TEXT EXTRACT —
__________

Auckland driver Mitch Cunningham chose a spectacular way to win the 2008-2009 Toyota Racing Series at the final round, held at Pukekohe during the weekend: he took the title despite a high speed spin in one race, then capped his weekend with victory in the 20-lap New Zealand Motor Cup.

Cunningham’s memorable weekend began with pole position in qualifying for all three races and a second place in Saturday’s 14-lap sprint race behind a charging Michael Burdett. Championship rival Sam MacNeill was third, Cunningham also taking fastest lap of the race.

Second on Saturday stretched Cunningham’s points lead out to an almost invincible 141 points.

Sunday morning’s sprint race brought high drama for Cunningham as Burdett once more raced into the lead.

Tempted to chase the Hamilton driver down, Cunningham first made sure enough race distance had elapsed to guarantee he had the championship points he needed.

With three quarters of the distance completed, Cunningham threw caution to the wind and attacked – clawing his way closer to the car of Burdett on the fast and bumpy Pukekohe circuit.

__________

[Region annotation records]
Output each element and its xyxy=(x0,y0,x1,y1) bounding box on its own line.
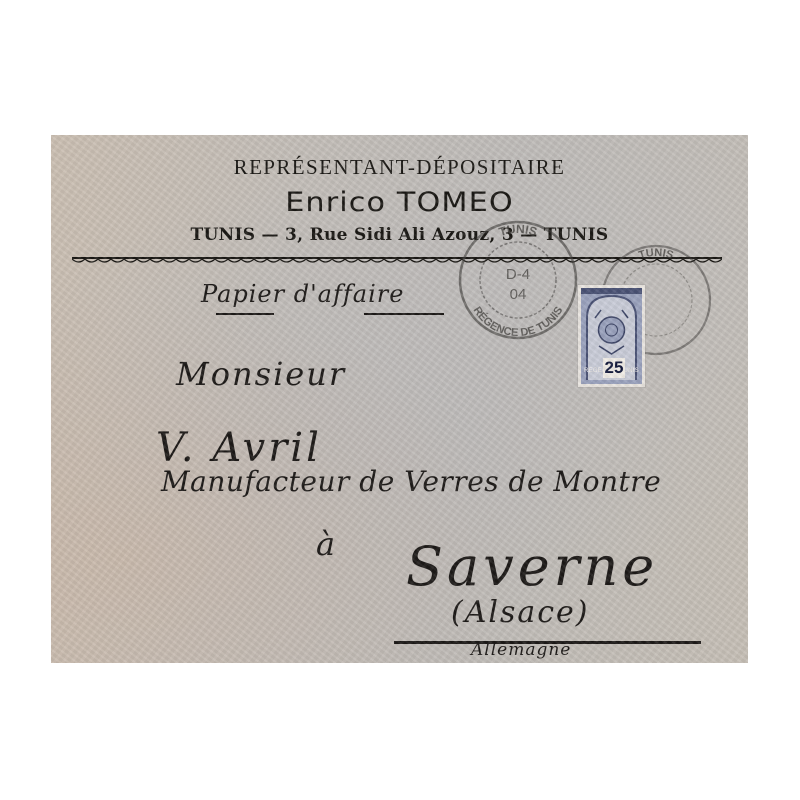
recipient-occupation: Manufacteur de Verres de Montre xyxy=(161,465,661,498)
letterhead-title: REPRÉSENTANT-DÉPOSITAIRE xyxy=(51,155,748,180)
mail-class-underline-2 xyxy=(364,313,444,315)
svg-text:04: 04 xyxy=(510,286,527,303)
destination-region: (Alsace) xyxy=(451,595,590,630)
letterhead-name: Enrico TOMEO xyxy=(51,187,748,218)
destination-country: Allemagne xyxy=(471,640,571,660)
postmark-tunis-cancel: TUNIS RÉGENCE DE TUNIS D-4 04 xyxy=(453,215,583,345)
mail-class-note: Papier d'affaire xyxy=(201,280,404,308)
svg-text:TUNIS: TUNIS xyxy=(637,247,675,262)
svg-text:TUNIS: TUNIS xyxy=(497,222,539,239)
address-preposition: à xyxy=(316,525,335,563)
stamp-design: REGENCE TUNIS 25 xyxy=(581,288,642,384)
postage-stamp: REGENCE TUNIS 25 xyxy=(578,285,645,387)
destination-city: Saverne xyxy=(406,535,658,598)
envelope: REPRÉSENTANT-DÉPOSITAIRE Enrico TOMEO TU… xyxy=(51,135,748,663)
mail-class-underline-1 xyxy=(216,313,274,315)
svg-text:RÉGENCE DE TUNIS: RÉGENCE DE TUNIS xyxy=(471,305,566,339)
salutation: Monsieur xyxy=(176,355,346,393)
stamp-value: 25 xyxy=(603,358,625,378)
svg-text:D-4: D-4 xyxy=(506,266,530,283)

__________

YOUR TASKS —
**1.** Answer these questions about the Toyota Racing Series report:
(a) At which circuit was the final round held?
(b) Who finished third in Saturday's 14-lap sprint race?
(c) By how many points did Cunningham lead after his second place on Saturday?
**2.** Continue the Toyota Racing Series report with the next part of the account, picking up after its final sentence.

OUTPUTS IN ORDER —
**1.**
(a) Pukekohe
(b) Sam MacNeill
(c) 141 points

**2.**
On the last lap of the race, the two were nose to tail at 220 km/h on the front straight and when they entered the blind right hand corner at the end of the straight, Burdett’s car had more grip than Cunningham’s.

The championship leader spun broadside and left the track on the infield in a cloud of tyre smoke and dust, sliding across the grass but managing to get the car stopped before he hit the fencing around the horse track.

The rest of the field streamed past, Cunningham regaining the track and finishing in eighth place.
Though the result was not what he had been expecting, Cunningham said afterward he was happy enough with the 39 points it brought, which put the title out of reach of his key rival, Sam MacNeill.

“I did go out to chase Michael down once I knew I’d done 75 per cent of the laps, because that meant whatever happened I would be classified a finisher – so I just had to have a go! We had a great battle for the later half of the race."

Cunningham's charge included fastest lap of the race, a 54.926 at a race average speed of 183.319. He was the only driver to break through to a 54 second lap.

With the championship wrapped up, Cunningham was determined not to hand Michael Burdett three wins.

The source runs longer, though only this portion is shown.